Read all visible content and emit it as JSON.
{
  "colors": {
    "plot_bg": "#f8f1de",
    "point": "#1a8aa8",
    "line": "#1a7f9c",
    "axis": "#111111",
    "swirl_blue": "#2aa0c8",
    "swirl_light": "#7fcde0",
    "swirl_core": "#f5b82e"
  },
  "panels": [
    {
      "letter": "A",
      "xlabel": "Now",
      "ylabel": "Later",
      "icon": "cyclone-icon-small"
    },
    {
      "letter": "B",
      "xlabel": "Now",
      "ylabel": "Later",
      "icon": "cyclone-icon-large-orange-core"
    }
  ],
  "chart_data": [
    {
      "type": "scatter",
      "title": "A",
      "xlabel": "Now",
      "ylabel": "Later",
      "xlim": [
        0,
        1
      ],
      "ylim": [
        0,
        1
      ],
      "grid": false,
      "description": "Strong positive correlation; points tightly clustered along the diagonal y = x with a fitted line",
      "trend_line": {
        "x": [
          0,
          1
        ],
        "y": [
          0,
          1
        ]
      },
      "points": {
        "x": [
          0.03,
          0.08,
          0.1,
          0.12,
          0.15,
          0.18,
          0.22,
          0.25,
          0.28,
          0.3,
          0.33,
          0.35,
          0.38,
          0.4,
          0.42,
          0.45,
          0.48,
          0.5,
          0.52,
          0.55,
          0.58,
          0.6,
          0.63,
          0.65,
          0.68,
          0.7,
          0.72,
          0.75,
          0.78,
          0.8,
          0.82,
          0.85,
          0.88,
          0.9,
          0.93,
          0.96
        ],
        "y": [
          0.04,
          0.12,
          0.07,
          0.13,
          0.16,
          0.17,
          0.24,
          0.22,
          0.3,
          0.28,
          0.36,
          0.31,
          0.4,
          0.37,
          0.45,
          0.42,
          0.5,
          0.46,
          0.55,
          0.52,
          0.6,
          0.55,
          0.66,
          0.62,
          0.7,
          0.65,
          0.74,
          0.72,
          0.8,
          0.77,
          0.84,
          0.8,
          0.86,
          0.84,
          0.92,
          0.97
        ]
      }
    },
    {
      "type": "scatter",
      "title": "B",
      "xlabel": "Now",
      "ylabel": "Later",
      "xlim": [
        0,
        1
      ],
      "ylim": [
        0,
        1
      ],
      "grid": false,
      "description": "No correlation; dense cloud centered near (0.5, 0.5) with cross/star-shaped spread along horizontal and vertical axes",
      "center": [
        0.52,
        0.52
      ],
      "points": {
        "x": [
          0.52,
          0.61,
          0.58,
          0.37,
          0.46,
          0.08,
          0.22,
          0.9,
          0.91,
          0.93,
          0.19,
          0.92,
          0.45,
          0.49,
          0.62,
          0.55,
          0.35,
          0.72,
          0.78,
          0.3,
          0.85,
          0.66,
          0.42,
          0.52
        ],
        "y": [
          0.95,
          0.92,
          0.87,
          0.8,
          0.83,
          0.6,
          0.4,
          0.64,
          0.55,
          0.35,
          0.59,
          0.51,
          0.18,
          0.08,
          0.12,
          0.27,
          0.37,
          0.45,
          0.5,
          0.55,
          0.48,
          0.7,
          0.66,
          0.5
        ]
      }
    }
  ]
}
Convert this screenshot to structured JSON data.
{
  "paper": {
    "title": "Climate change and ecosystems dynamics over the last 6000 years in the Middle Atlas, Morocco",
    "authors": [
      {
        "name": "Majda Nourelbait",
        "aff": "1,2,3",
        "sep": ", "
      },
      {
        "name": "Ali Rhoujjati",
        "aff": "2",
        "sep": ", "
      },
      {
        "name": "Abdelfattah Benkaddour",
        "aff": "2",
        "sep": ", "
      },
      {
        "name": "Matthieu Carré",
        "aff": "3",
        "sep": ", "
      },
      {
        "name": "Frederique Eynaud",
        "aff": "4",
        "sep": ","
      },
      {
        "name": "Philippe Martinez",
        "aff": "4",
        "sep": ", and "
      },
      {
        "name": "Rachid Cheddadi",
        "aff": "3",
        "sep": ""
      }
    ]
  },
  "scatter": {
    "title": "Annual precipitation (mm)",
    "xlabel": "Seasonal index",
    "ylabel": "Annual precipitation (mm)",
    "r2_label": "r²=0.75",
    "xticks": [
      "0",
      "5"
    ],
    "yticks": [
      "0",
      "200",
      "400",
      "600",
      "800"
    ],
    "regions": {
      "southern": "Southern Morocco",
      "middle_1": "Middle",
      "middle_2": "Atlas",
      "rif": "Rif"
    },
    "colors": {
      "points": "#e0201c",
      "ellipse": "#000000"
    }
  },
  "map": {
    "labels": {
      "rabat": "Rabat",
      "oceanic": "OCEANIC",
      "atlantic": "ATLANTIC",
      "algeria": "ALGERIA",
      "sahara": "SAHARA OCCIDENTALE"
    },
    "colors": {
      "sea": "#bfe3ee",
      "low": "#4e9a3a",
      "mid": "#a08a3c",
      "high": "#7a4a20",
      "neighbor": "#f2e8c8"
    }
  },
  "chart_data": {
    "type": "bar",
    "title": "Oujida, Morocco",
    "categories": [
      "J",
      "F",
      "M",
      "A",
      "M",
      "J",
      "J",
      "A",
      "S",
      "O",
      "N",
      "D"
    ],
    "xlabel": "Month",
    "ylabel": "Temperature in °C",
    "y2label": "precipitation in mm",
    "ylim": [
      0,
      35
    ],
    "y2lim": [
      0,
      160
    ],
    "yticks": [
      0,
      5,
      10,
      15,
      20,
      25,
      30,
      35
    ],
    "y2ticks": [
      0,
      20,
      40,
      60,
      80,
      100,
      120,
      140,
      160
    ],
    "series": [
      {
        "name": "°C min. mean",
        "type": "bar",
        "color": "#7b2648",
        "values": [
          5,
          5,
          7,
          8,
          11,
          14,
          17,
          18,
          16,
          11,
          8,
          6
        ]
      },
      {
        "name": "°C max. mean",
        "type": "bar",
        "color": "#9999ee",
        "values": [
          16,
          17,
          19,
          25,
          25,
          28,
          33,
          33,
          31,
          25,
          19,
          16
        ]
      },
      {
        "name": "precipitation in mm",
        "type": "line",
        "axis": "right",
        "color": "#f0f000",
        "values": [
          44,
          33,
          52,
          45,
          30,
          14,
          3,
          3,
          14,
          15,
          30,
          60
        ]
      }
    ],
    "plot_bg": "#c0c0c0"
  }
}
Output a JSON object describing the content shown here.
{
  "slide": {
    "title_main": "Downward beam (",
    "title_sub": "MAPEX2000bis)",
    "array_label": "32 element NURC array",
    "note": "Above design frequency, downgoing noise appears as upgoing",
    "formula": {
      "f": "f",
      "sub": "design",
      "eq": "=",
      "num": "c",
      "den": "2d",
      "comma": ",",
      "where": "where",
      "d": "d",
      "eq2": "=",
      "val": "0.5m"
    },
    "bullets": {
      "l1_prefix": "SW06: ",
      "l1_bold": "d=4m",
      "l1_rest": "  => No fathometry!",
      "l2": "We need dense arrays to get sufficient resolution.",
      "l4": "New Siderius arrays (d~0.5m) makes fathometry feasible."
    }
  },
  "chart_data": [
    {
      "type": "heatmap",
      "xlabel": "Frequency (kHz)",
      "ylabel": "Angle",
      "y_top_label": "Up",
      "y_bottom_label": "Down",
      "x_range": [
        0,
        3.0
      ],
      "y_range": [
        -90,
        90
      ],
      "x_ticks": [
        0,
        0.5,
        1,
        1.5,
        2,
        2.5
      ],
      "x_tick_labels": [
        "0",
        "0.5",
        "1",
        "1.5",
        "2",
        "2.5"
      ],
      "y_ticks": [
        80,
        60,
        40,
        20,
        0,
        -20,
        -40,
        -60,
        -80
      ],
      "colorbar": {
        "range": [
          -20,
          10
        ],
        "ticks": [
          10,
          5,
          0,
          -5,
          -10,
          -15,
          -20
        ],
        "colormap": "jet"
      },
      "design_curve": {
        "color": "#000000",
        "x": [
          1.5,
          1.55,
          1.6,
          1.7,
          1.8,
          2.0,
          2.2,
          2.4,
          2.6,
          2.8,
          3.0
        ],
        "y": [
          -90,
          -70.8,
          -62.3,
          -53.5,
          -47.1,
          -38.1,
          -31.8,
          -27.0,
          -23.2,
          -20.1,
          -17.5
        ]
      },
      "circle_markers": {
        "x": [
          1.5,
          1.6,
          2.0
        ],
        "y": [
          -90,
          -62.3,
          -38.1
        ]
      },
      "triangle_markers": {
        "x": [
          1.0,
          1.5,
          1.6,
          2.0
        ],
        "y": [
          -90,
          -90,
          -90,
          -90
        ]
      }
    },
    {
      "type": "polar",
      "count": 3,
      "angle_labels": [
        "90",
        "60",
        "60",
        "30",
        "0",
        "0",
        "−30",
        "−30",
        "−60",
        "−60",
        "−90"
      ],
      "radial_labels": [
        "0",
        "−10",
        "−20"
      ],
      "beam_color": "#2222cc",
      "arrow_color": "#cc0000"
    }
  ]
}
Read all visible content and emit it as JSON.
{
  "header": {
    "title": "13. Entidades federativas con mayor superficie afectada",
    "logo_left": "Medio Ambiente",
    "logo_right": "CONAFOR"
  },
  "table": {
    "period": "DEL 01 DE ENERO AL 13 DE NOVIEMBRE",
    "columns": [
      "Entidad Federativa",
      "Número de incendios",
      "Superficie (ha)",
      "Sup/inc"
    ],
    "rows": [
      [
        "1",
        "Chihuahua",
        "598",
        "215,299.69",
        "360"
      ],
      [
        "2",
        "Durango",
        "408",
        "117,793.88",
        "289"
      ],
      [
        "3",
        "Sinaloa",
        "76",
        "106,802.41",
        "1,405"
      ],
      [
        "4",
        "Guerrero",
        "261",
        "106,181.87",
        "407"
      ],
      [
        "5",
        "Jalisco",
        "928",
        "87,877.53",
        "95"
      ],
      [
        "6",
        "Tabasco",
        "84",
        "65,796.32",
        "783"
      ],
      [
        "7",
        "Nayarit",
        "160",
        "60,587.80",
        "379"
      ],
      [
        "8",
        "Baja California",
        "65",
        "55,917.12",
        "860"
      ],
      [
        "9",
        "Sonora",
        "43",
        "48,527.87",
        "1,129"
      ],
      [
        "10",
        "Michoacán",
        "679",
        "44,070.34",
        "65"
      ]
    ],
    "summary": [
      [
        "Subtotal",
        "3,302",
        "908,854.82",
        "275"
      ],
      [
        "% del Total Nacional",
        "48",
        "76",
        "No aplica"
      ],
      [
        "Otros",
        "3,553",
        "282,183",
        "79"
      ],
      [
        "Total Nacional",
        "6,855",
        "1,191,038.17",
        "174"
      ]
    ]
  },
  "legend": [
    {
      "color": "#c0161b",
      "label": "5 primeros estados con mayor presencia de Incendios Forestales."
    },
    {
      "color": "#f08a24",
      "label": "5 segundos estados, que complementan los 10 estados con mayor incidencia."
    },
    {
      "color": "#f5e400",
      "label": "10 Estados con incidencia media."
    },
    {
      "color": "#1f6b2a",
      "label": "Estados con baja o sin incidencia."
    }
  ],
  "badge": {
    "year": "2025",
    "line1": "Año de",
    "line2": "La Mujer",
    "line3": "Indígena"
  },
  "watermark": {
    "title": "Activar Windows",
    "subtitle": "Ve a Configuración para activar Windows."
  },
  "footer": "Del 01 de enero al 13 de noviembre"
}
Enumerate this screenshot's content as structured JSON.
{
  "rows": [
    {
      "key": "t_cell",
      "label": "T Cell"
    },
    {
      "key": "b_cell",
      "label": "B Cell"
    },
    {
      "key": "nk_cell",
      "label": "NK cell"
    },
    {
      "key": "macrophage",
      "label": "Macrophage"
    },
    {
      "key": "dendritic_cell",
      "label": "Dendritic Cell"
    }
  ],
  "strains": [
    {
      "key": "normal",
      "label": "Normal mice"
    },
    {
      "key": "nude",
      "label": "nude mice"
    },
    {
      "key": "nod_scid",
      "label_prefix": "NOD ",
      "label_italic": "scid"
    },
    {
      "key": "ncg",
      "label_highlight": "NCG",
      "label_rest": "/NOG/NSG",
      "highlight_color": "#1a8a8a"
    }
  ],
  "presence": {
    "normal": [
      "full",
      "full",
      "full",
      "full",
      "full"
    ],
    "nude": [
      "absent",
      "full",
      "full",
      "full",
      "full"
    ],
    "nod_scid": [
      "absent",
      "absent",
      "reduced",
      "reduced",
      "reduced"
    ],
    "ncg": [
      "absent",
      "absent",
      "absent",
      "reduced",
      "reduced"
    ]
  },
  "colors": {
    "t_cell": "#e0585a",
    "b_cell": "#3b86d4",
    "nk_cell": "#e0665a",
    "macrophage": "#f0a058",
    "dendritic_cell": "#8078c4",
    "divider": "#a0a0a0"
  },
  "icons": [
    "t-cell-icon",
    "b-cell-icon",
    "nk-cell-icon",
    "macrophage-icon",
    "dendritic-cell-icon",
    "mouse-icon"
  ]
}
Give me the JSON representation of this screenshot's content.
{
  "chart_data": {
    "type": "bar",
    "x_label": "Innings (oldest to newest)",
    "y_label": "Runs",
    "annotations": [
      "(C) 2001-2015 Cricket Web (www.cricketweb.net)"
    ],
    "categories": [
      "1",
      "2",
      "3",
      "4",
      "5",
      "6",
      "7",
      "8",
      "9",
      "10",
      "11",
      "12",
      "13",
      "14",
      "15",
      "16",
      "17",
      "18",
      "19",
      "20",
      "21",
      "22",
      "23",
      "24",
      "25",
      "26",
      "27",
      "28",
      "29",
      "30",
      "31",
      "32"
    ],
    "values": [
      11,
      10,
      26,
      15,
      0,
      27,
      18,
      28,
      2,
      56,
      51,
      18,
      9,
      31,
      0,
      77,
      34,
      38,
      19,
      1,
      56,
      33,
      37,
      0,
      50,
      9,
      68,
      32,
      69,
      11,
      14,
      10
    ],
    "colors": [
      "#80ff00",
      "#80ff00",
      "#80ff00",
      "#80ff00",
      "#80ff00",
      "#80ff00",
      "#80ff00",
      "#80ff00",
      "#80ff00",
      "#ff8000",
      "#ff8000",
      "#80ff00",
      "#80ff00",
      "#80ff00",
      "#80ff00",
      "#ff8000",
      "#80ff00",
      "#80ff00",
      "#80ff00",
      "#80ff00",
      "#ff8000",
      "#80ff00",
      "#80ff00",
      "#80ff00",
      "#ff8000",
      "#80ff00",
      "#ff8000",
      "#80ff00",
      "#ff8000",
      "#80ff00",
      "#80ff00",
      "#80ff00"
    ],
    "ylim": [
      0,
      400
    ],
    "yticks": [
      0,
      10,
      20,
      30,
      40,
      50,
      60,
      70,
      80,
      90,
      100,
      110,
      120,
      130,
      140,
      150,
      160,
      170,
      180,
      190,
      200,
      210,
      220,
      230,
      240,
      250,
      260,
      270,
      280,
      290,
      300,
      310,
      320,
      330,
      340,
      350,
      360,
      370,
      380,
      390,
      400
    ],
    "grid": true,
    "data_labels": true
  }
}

[Brief] Take every line from the data above that holds "Windows" and copy it out.

[Exercise result]
    "title": "Activar Windows",
    "subtitle": "Ve a Configuración para activar Windows."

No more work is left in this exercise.